- _Aim_
Write out the entries verbatim and leave the images out of the copy.

- _Excerpted records_

──────────────────────────────

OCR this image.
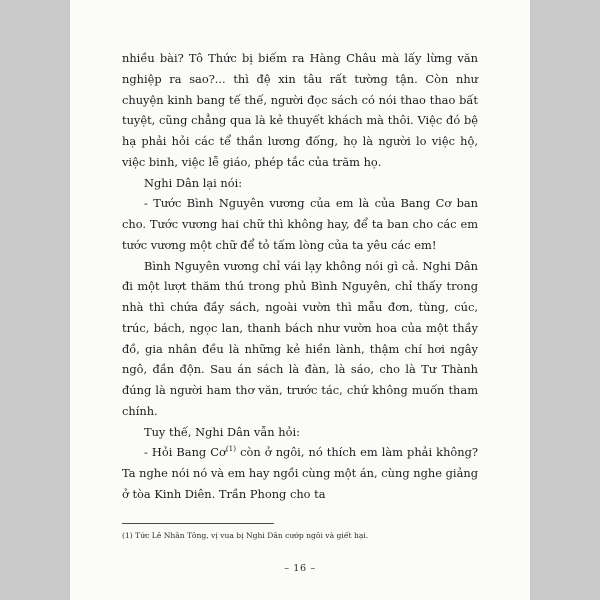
nhiều bài? Tô Thức bị biếm ra Hàng Châu mà lấy lừng văn nghiệp ra sao?... thì đệ xin tâu rất tường tận. Còn như chuyện kinh bang tế thế, người đọc sách có nói thao thao bất tuyệt, cũng chẳng qua là kẻ thuyết khách mà thôi. Việc đó bệ hạ phải hỏi các tể thần lương đống, họ là người lo việc hộ, việc binh, việc lễ giáo, phép tắc của trăm họ.

Nghi Dân lại nói:

- Tước Bình Nguyên vương của em là của Bang Cơ ban cho. Tước vương hai chữ thì không hay, để ta ban cho các em tước vương một chữ để tỏ tấm lòng của ta yêu các em!

Bình Nguyên vương chỉ vái lạy không nói gì cả. Nghi Dân đi một lượt thăm thú trong phủ Bình Nguyên, chỉ thấy trong nhà thì chứa đầy sách, ngoài vườn thì mẫu đơn, tùng, cúc, trúc, bách, ngọc lan, thanh bách như vườn hoa của một thầy đồ, gia nhân đều là những kẻ hiền lành, thậm chí hơi ngây ngô, đần độn. Sau án sách là đàn, là sáo, cho là Tư Thành đúng là người ham thơ văn, trước tác, chứ không muốn tham chính.

Tuy thế, Nghi Dân vẫn hỏi:

- Hỏi Bang Cơ$^{(1)}$ còn ở ngôi, nó thích em làm phải không? Ta nghe nói nó và em hay ngồi cùng một án, cùng nghe giảng ở tòa Kinh Diên. Trần Phong cho ta

(1) Tức Lê Nhân Tông, vị vua bị Nghi Dân cướp ngôi và giết hại.

– 16 –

──────────────────────────────

- _Final result_
OCR this image.
nhiều bài? Tô Thức bị biếm ra Hàng Châu mà lấy lừng văn nghiệp ra sao?... thì đệ xin tâu rất tường tận. Còn như chuyện kinh bang tế thế, người đọc sách có nói thao thao bất tuyệt, cũng chẳng qua là kẻ thuyết khách mà thôi. Việc đó bệ hạ phải hỏi các tể thần lương đống, họ là người lo việc hộ, việc binh, việc lễ giáo, phép tắc của trăm họ.

Nghi Dân lại nói:

- Tước Bình Nguyên vương của em là của Bang Cơ ban cho. Tước vương hai chữ thì không hay, để ta ban cho các em tước vương một chữ để tỏ tấm lòng của ta yêu các em!

Bình Nguyên vương chỉ vái lạy không nói gì cả. Nghi Dân đi một lượt thăm thú trong phủ Bình Nguyên, chỉ thấy trong nhà thì chứa đầy sách, ngoài vườn thì mẫu đơn, tùng, cúc, trúc, bách, ngọc lan, thanh bách như vườn hoa của một thầy đồ, gia nhân đều là những kẻ hiền lành, thậm chí hơi ngây ngô, đần độn. Sau án sách là đàn, là sáo, cho là Tư Thành đúng là người ham thơ văn, trước tác, chứ không muốn tham chính.

Tuy thế, Nghi Dân vẫn hỏi:

- Hỏi Bang Cơ$^{(1)}$ còn ở ngôi, nó thích em làm phải không? Ta nghe nói nó và em hay ngồi cùng một án, cùng nghe giảng ở tòa Kinh Diên. Trần Phong cho ta

(1) Tức Lê Nhân Tông, vị vua bị Nghi Dân cướp ngôi và giết hại.

– 16 –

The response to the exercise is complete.